Problem details –
Reproduce every line of the material below verbatim.

Data entries –
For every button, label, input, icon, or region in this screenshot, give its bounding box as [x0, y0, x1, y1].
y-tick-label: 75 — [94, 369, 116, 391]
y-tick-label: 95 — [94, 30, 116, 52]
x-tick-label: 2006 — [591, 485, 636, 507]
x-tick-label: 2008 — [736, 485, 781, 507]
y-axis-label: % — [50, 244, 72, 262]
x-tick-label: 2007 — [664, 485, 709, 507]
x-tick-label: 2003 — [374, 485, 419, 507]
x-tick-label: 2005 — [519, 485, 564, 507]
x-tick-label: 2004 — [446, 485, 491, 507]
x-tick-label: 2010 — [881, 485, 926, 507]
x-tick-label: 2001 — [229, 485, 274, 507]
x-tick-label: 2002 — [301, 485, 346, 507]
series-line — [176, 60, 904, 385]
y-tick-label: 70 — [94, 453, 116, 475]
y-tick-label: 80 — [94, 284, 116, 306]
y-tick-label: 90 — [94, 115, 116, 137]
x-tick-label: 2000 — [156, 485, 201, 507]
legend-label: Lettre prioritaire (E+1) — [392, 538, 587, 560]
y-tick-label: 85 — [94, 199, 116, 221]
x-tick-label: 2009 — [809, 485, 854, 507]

The response –
For every button, label, input, icon, or region in this screenshot, give its bounding box as [x0, y0, x1, y1].
y-tick-label: 75 — [94, 369, 116, 391]
y-tick-label: 95 — [94, 30, 116, 52]
x-tick-label: 2006 — [591, 485, 636, 507]
x-tick-label: 2008 — [736, 485, 781, 507]
y-axis-label: % — [50, 244, 72, 262]
x-tick-label: 2007 — [664, 485, 709, 507]
x-tick-label: 2003 — [374, 485, 419, 507]
x-tick-label: 2005 — [519, 485, 564, 507]
x-tick-label: 2004 — [446, 485, 491, 507]
x-tick-label: 2010 — [881, 485, 926, 507]
x-tick-label: 2001 — [229, 485, 274, 507]
x-tick-label: 2002 — [301, 485, 346, 507]
series-line — [176, 60, 904, 385]
y-tick-label: 70 — [94, 453, 116, 475]
y-tick-label: 80 — [94, 284, 116, 306]
y-tick-label: 90 — [94, 115, 116, 137]
x-tick-label: 2000 — [156, 485, 201, 507]
legend-label: Lettre prioritaire (E+1) — [392, 538, 587, 560]
y-tick-label: 85 — [94, 199, 116, 221]
x-tick-label: 2009 — [809, 485, 854, 507]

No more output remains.